Excerpts from a figure dataset
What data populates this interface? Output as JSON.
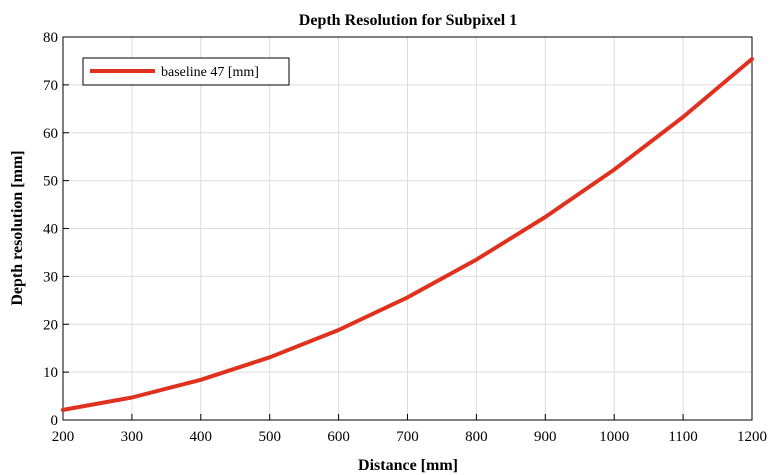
{
  "chart_data": {
    "type": "line",
    "title": "Depth Resolution for Subpixel 1",
    "xlabel": "Distance [mm]",
    "ylabel": "Depth resolution [mm]",
    "xlim": [
      200,
      1200
    ],
    "ylim": [
      0,
      80
    ],
    "xticks": [
      200,
      300,
      400,
      500,
      600,
      700,
      800,
      900,
      1000,
      1100,
      1200
    ],
    "yticks": [
      0,
      10,
      20,
      30,
      40,
      50,
      60,
      70,
      80
    ],
    "grid": true,
    "legend_position": "top-left",
    "series": [
      {
        "name": "baseline 47 [mm]",
        "color": "#e0301e",
        "x": [
          200,
          300,
          400,
          500,
          600,
          700,
          800,
          900,
          1000,
          1100,
          1200
        ],
        "y": [
          2.1,
          4.7,
          8.4,
          13.1,
          18.8,
          25.6,
          33.5,
          42.4,
          52.3,
          63.3,
          75.4
        ]
      }
    ]
  }
}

What the exercise asks:
Except for the pictures, copy the material above exactly.

Exercise result:
What data populates this interface? Output as JSON.
{
  "chart_data": {
    "type": "line",
    "title": "Depth Resolution for Subpixel 1",
    "xlabel": "Distance [mm]",
    "ylabel": "Depth resolution [mm]",
    "xlim": [
      200,
      1200
    ],
    "ylim": [
      0,
      80
    ],
    "xticks": [
      200,
      300,
      400,
      500,
      600,
      700,
      800,
      900,
      1000,
      1100,
      1200
    ],
    "yticks": [
      0,
      10,
      20,
      30,
      40,
      50,
      60,
      70,
      80
    ],
    "grid": true,
    "legend_position": "top-left",
    "series": [
      {
        "name": "baseline 47 [mm]",
        "color": "#e0301e",
        "x": [
          200,
          300,
          400,
          500,
          600,
          700,
          800,
          900,
          1000,
          1100,
          1200
        ],
        "y": [
          2.1,
          4.7,
          8.4,
          13.1,
          18.8,
          25.6,
          33.5,
          42.4,
          52.3,
          63.3,
          75.4
        ]
      }
    ]
  }
}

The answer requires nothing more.